EXERCISE DIRECTIONS:
Write out the whole of the material exactly.

Figure data in JSON:
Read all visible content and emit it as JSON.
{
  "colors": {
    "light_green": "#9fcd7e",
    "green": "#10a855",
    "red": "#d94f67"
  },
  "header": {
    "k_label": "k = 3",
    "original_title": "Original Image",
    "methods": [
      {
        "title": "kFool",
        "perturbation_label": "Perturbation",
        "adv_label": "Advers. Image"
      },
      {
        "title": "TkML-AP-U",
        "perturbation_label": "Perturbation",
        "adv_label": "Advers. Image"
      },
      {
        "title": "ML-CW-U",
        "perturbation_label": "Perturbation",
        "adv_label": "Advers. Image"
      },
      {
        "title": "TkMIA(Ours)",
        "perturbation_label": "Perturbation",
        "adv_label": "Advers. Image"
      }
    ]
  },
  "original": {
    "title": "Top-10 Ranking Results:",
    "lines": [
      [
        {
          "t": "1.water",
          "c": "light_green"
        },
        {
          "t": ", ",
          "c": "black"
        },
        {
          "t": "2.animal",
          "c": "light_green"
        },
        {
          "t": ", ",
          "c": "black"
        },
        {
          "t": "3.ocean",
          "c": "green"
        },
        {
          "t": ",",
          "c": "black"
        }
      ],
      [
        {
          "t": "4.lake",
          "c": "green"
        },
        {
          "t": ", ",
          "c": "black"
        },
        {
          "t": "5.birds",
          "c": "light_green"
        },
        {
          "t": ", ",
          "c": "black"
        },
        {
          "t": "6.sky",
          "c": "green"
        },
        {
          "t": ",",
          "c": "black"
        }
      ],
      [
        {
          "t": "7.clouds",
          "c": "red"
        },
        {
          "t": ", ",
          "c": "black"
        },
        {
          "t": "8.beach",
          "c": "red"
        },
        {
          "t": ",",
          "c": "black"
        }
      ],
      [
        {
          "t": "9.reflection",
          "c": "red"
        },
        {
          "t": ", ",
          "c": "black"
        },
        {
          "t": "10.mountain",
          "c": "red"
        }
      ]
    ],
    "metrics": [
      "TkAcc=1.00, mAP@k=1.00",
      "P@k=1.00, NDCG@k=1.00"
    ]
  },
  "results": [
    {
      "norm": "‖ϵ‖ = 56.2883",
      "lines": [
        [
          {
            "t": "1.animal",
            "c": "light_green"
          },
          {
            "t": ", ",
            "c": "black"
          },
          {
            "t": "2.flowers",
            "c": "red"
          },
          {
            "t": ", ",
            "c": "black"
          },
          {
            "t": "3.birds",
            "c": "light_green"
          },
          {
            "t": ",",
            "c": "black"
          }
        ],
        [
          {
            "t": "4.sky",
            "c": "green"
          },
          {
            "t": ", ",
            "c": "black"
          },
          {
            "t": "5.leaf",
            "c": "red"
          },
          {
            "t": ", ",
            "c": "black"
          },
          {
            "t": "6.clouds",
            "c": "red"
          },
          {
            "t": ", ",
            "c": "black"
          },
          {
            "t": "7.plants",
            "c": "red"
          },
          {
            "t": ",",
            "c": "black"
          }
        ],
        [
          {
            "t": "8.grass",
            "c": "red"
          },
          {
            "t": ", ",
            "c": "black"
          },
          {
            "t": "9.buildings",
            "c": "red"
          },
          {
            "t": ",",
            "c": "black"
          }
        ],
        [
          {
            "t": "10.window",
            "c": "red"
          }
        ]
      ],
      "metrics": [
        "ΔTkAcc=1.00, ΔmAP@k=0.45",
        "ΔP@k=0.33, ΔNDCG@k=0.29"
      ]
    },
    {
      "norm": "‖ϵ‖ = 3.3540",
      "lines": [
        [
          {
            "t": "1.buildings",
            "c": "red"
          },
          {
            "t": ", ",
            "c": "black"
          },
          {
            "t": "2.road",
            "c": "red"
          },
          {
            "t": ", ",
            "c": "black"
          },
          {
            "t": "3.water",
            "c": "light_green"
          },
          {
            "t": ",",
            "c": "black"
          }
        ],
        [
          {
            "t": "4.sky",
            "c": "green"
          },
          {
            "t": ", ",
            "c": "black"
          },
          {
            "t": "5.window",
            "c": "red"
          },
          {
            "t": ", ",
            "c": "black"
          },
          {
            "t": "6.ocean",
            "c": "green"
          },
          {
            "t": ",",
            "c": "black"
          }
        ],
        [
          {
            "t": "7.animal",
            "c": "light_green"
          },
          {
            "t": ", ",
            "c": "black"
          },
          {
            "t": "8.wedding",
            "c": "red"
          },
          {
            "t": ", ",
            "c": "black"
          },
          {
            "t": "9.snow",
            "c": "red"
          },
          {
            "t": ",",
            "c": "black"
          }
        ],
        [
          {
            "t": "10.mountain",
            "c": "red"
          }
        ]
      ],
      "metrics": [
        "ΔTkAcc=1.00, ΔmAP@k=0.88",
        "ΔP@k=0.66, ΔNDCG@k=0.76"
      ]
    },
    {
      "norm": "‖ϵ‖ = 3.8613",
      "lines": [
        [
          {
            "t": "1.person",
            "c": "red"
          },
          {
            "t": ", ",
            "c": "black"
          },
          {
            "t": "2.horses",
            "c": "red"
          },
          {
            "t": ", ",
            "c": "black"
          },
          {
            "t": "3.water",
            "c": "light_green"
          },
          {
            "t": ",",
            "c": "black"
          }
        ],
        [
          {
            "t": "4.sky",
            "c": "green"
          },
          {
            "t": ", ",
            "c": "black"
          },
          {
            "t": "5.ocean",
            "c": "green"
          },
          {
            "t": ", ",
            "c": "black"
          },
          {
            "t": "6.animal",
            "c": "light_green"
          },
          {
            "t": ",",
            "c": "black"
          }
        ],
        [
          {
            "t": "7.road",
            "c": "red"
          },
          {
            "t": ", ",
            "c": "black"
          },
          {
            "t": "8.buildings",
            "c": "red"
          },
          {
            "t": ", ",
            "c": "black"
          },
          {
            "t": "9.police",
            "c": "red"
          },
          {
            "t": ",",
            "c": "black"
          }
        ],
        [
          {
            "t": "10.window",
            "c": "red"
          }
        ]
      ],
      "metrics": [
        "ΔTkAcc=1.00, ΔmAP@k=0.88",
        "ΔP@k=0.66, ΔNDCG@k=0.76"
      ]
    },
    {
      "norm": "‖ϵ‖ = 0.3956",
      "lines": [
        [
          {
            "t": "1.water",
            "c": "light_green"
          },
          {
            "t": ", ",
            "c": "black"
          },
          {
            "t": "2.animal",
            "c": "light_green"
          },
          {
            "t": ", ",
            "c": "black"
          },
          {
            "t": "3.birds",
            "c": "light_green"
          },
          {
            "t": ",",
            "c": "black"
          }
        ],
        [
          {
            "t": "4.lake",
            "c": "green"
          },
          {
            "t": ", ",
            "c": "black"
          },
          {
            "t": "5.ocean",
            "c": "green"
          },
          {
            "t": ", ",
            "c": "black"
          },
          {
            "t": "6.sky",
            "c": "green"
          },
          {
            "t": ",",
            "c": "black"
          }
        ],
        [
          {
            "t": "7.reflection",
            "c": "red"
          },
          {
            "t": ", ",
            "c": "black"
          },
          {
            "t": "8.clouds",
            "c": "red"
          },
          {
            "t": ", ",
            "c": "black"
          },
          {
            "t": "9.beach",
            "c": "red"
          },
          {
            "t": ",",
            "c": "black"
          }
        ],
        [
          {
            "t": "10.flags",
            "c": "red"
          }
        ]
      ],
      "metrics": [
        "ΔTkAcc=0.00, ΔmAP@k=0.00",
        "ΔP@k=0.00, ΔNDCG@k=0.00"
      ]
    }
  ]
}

THE REPLY:
Read all visible content and emit it as JSON.
{
  "colors": {
    "light_green": "#9fcd7e",
    "green": "#10a855",
    "red": "#d94f67"
  },
  "header": {
    "k_label": "k = 3",
    "original_title": "Original Image",
    "methods": [
      {
        "title": "kFool",
        "perturbation_label": "Perturbation",
        "adv_label": "Advers. Image"
      },
      {
        "title": "TkML-AP-U",
        "perturbation_label": "Perturbation",
        "adv_label": "Advers. Image"
      },
      {
        "title": "ML-CW-U",
        "perturbation_label": "Perturbation",
        "adv_label": "Advers. Image"
      },
      {
        "title": "TkMIA(Ours)",
        "perturbation_label": "Perturbation",
        "adv_label": "Advers. Image"
      }
    ]
  },
  "original": {
    "title": "Top-10 Ranking Results:",
    "lines": [
      [
        {
          "t": "1.water",
          "c": "light_green"
        },
        {
          "t": ", ",
          "c": "black"
        },
        {
          "t": "2.animal",
          "c": "light_green"
        },
        {
          "t": ", ",
          "c": "black"
        },
        {
          "t": "3.ocean",
          "c": "green"
        },
        {
          "t": ",",
          "c": "black"
        }
      ],
      [
        {
          "t": "4.lake",
          "c": "green"
        },
        {
          "t": ", ",
          "c": "black"
        },
        {
          "t": "5.birds",
          "c": "light_green"
        },
        {
          "t": ", ",
          "c": "black"
        },
        {
          "t": "6.sky",
          "c": "green"
        },
        {
          "t": ",",
          "c": "black"
        }
      ],
      [
        {
          "t": "7.clouds",
          "c": "red"
        },
        {
          "t": ", ",
          "c": "black"
        },
        {
          "t": "8.beach",
          "c": "red"
        },
        {
          "t": ",",
          "c": "black"
        }
      ],
      [
        {
          "t": "9.reflection",
          "c": "red"
        },
        {
          "t": ", ",
          "c": "black"
        },
        {
          "t": "10.mountain",
          "c": "red"
        }
      ]
    ],
    "metrics": [
      "TkAcc=1.00, mAP@k=1.00",
      "P@k=1.00, NDCG@k=1.00"
    ]
  },
  "results": [
    {
      "norm": "‖ϵ‖ = 56.2883",
      "lines": [
        [
          {
            "t": "1.animal",
            "c": "light_green"
          },
          {
            "t": ", ",
            "c": "black"
          },
          {
            "t": "2.flowers",
            "c": "red"
          },
          {
            "t": ", ",
            "c": "black"
          },
          {
            "t": "3.birds",
            "c": "light_green"
          },
          {
            "t": ",",
            "c": "black"
          }
        ],
        [
          {
            "t": "4.sky",
            "c": "green"
          },
          {
            "t": ", ",
            "c": "black"
          },
          {
            "t": "5.leaf",
            "c": "red"
          },
          {
            "t": ", ",
            "c": "black"
          },
          {
            "t": "6.clouds",
            "c": "red"
          },
          {
            "t": ", ",
            "c": "black"
          },
          {
            "t": "7.plants",
            "c": "red"
          },
          {
            "t": ",",
            "c": "black"
          }
        ],
        [
          {
            "t": "8.grass",
            "c": "red"
          },
          {
            "t": ", ",
            "c": "black"
          },
          {
            "t": "9.buildings",
            "c": "red"
          },
          {
            "t": ",",
            "c": "black"
          }
        ],
        [
          {
            "t": "10.window",
            "c": "red"
          }
        ]
      ],
      "metrics": [
        "ΔTkAcc=1.00, ΔmAP@k=0.45",
        "ΔP@k=0.33, ΔNDCG@k=0.29"
      ]
    },
    {
      "norm": "‖ϵ‖ = 3.3540",
      "lines": [
        [
          {
            "t": "1.buildings",
            "c": "red"
          },
          {
            "t": ", ",
            "c": "black"
          },
          {
            "t": "2.road",
            "c": "red"
          },
          {
            "t": ", ",
            "c": "black"
          },
          {
            "t": "3.water",
            "c": "light_green"
          },
          {
            "t": ",",
            "c": "black"
          }
        ],
        [
          {
            "t": "4.sky",
            "c": "green"
          },
          {
            "t": ", ",
            "c": "black"
          },
          {
            "t": "5.window",
            "c": "red"
          },
          {
            "t": ", ",
            "c": "black"
          },
          {
            "t": "6.ocean",
            "c": "green"
          },
          {
            "t": ",",
            "c": "black"
          }
        ],
        [
          {
            "t": "7.animal",
            "c": "light_green"
          },
          {
            "t": ", ",
            "c": "black"
          },
          {
            "t": "8.wedding",
            "c": "red"
          },
          {
            "t": ", ",
            "c": "black"
          },
          {
            "t": "9.snow",
            "c": "red"
          },
          {
            "t": ",",
            "c": "black"
          }
        ],
        [
          {
            "t": "10.mountain",
            "c": "red"
          }
        ]
      ],
      "metrics": [
        "ΔTkAcc=1.00, ΔmAP@k=0.88",
        "ΔP@k=0.66, ΔNDCG@k=0.76"
      ]
    },
    {
      "norm": "‖ϵ‖ = 3.8613",
      "lines": [
        [
          {
            "t": "1.person",
            "c": "red"
          },
          {
            "t": ", ",
            "c": "black"
          },
          {
            "t": "2.horses",
            "c": "red"
          },
          {
            "t": ", ",
            "c": "black"
          },
          {
            "t": "3.water",
            "c": "light_green"
          },
          {
            "t": ",",
            "c": "black"
          }
        ],
        [
          {
            "t": "4.sky",
            "c": "green"
          },
          {
            "t": ", ",
            "c": "black"
          },
          {
            "t": "5.ocean",
            "c": "green"
          },
          {
            "t": ", ",
            "c": "black"
          },
          {
            "t": "6.animal",
            "c": "light_green"
          },
          {
            "t": ",",
            "c": "black"
          }
        ],
        [
          {
            "t": "7.road",
            "c": "red"
          },
          {
            "t": ", ",
            "c": "black"
          },
          {
            "t": "8.buildings",
            "c": "red"
          },
          {
            "t": ", ",
            "c": "black"
          },
          {
            "t": "9.police",
            "c": "red"
          },
          {
            "t": ",",
            "c": "black"
          }
        ],
        [
          {
            "t": "10.window",
            "c": "red"
          }
        ]
      ],
      "metrics": [
        "ΔTkAcc=1.00, ΔmAP@k=0.88",
        "ΔP@k=0.66, ΔNDCG@k=0.76"
      ]
    },
    {
      "norm": "‖ϵ‖ = 0.3956",
      "lines": [
        [
          {
            "t": "1.water",
            "c": "light_green"
          },
          {
            "t": ", ",
            "c": "black"
          },
          {
            "t": "2.animal",
            "c": "light_green"
          },
          {
            "t": ", ",
            "c": "black"
          },
          {
            "t": "3.birds",
            "c": "light_green"
          },
          {
            "t": ",",
            "c": "black"
          }
        ],
        [
          {
            "t": "4.lake",
            "c": "green"
          },
          {
            "t": ", ",
            "c": "black"
          },
          {
            "t": "5.ocean",
            "c": "green"
          },
          {
            "t": ", ",
            "c": "black"
          },
          {
            "t": "6.sky",
            "c": "green"
          },
          {
            "t": ",",
            "c": "black"
          }
        ],
        [
          {
            "t": "7.reflection",
            "c": "red"
          },
          {
            "t": ", ",
            "c": "black"
          },
          {
            "t": "8.clouds",
            "c": "red"
          },
          {
            "t": ", ",
            "c": "black"
          },
          {
            "t": "9.beach",
            "c": "red"
          },
          {
            "t": ",",
            "c": "black"
          }
        ],
        [
          {
            "t": "10.flags",
            "c": "red"
          }
        ]
      ],
      "metrics": [
        "ΔTkAcc=0.00, ΔmAP@k=0.00",
        "ΔP@k=0.00, ΔNDCG@k=0.00"
      ]
    }
  ]
}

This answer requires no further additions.